[Data extracted from a collection]
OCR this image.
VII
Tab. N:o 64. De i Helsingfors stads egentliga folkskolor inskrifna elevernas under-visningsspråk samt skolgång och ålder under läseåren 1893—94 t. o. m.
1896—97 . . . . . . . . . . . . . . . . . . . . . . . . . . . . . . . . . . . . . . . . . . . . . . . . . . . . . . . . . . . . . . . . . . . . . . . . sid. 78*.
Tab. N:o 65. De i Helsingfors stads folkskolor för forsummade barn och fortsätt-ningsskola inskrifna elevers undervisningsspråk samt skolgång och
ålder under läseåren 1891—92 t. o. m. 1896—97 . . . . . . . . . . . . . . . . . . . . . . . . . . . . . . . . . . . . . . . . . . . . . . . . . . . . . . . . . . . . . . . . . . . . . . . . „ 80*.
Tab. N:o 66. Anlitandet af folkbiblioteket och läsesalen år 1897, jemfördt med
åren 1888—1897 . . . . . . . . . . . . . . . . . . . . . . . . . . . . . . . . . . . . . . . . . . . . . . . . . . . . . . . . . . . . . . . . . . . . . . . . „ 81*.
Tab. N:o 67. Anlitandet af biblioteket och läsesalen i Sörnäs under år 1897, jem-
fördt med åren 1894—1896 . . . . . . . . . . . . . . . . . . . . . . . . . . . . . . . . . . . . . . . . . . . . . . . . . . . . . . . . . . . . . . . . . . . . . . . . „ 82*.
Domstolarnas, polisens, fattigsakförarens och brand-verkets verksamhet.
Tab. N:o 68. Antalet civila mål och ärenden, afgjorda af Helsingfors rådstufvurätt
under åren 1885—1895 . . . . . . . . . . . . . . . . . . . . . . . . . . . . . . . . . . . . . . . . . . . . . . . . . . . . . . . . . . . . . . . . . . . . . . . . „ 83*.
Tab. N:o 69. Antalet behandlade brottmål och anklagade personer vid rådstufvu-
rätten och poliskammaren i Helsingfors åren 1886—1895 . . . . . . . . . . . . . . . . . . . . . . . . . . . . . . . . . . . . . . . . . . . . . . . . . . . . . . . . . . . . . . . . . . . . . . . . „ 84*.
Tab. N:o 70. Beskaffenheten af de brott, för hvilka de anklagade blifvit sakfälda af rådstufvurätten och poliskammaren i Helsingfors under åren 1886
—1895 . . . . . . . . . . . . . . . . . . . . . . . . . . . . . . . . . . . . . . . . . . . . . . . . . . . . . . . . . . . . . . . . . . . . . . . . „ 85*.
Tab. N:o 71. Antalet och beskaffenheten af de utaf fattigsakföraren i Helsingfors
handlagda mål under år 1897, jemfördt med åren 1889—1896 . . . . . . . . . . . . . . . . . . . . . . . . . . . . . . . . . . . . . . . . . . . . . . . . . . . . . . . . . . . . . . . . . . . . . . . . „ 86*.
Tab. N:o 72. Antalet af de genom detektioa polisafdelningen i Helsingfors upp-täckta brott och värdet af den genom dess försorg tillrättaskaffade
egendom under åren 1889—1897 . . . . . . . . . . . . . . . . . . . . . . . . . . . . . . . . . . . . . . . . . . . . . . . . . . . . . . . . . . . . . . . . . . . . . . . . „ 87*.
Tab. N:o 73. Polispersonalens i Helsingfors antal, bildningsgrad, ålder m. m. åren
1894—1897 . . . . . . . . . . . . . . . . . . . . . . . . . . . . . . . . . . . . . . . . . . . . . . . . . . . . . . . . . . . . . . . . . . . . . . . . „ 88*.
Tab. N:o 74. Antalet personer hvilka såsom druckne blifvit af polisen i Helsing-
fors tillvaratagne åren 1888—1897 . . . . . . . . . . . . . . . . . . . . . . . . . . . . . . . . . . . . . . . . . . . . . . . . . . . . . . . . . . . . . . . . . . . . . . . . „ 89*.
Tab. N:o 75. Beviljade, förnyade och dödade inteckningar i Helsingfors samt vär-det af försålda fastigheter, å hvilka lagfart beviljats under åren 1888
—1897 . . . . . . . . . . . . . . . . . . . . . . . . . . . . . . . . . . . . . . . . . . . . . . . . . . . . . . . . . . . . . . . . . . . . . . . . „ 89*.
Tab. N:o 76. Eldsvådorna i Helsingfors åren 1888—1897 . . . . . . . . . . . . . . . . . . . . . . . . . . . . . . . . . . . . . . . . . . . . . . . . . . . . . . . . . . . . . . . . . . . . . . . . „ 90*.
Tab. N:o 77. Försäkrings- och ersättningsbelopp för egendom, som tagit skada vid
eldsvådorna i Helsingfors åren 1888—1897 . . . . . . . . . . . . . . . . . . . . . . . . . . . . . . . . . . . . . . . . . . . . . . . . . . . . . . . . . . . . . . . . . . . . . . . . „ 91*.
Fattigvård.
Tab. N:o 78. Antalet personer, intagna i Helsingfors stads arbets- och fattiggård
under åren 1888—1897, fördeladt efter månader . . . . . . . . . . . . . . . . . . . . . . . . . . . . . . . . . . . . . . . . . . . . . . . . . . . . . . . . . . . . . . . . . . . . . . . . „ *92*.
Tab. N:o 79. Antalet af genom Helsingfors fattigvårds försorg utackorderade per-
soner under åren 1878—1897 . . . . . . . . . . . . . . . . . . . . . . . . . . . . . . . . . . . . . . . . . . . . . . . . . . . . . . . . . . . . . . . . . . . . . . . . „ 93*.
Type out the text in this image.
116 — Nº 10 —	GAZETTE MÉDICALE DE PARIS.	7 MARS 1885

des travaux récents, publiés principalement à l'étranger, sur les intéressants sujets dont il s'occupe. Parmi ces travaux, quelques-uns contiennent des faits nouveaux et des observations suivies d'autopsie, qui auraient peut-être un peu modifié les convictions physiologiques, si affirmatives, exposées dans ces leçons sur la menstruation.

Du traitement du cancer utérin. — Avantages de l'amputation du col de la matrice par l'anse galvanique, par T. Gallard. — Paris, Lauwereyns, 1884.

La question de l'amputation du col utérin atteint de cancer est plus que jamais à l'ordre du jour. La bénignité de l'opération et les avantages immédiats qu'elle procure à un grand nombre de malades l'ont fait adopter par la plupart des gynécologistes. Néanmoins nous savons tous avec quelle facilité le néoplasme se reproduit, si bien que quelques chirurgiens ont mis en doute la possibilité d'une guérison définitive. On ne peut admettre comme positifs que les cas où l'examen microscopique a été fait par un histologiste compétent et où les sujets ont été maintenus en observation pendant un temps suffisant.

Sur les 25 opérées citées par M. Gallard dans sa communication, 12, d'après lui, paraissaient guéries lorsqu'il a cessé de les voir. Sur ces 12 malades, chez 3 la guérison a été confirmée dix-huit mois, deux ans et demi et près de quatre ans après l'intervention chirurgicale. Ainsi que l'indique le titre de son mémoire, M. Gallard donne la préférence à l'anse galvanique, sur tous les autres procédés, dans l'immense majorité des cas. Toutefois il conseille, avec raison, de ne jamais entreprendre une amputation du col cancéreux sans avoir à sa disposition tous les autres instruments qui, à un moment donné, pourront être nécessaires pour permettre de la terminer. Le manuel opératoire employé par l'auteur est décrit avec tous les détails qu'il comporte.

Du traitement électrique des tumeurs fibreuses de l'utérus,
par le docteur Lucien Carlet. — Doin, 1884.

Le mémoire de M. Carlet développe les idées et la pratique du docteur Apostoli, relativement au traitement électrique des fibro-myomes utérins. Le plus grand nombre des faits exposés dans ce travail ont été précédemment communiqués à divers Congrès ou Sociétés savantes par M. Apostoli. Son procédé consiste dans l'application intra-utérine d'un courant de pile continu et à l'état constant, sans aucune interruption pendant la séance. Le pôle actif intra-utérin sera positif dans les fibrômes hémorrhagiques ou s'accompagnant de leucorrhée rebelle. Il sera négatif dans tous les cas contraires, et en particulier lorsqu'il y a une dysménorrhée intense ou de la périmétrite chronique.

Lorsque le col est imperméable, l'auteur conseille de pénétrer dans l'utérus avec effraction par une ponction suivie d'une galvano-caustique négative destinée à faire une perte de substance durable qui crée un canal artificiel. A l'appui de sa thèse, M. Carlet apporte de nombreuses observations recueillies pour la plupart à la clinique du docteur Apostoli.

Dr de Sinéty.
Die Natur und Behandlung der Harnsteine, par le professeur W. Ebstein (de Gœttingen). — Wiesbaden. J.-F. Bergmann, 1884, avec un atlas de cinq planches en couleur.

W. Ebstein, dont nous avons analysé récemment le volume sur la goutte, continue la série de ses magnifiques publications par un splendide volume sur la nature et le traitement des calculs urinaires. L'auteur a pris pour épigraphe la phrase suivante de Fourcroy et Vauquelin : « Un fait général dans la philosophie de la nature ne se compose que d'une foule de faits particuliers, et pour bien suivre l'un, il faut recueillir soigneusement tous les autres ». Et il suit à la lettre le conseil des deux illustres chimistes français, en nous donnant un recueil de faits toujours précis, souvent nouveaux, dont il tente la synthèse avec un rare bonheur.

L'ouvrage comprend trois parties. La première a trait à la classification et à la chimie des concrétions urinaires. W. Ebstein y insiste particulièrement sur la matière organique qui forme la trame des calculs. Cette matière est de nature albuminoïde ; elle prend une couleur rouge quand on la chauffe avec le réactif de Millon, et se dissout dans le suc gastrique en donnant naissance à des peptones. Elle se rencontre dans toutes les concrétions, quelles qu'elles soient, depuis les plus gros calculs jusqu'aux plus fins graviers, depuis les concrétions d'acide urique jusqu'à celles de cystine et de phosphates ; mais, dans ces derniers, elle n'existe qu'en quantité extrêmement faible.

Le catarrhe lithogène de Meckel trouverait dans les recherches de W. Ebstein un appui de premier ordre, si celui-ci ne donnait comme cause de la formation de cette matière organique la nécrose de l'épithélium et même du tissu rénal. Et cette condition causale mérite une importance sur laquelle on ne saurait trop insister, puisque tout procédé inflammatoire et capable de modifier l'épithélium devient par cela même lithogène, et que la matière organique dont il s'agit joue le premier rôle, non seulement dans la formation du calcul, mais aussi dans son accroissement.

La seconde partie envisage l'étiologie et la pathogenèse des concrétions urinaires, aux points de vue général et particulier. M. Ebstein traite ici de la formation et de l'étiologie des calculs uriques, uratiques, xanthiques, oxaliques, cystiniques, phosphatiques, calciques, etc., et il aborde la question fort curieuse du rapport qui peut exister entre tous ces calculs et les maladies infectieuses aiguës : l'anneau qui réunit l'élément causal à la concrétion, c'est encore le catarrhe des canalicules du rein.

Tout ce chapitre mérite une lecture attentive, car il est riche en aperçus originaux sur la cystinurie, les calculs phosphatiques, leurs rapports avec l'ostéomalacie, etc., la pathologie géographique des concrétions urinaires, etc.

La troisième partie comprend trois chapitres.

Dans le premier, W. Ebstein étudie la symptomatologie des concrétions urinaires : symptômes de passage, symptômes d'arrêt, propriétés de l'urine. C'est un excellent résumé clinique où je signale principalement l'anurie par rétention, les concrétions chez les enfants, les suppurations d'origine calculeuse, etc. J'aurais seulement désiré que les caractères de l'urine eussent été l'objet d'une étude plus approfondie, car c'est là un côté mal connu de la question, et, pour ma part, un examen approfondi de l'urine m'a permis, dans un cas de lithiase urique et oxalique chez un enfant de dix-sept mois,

** Assignment **
For every line above that holds the word "comme", report the whole line.

** Task solution **
La question de l'amputation du col utérin atteint de cancer est plus que jamais à l'ordre du jour. La bénignité de l'opération et les avantages immédiats qu'elle procure à un grand nombre de malades l'ont fait adopter par la plupart des gynécologistes. Néanmoins nous savons tous avec quelle facilité le néoplasme se reproduit, si bien que quelques chirurgiens ont mis en doute la possibilité d'une guérison définitive. On ne peut admettre comme positifs que les cas où l'examen microscopique a été fait par un histologiste compétent et où les sujets ont été maintenus en observation pendant un temps suffisant.
Le catarrhe lithogène de Meckel trouverait dans les recherches de W. Ebstein un appui de premier ordre, si celui-ci ne donnait comme cause de la formation de cette matière organique la nécrose de l'épithélium et même du tissu rénal. Et cette condition causale mérite une importance sur laquelle on ne saurait trop insister, puisque tout procédé inflammatoire et capable de modifier l'épithélium devient par cela même lithogène, et que la matière organique dont il s'agit joue le premier rôle, non seulement dans la formation du calcul, mais aussi dans son accroissement.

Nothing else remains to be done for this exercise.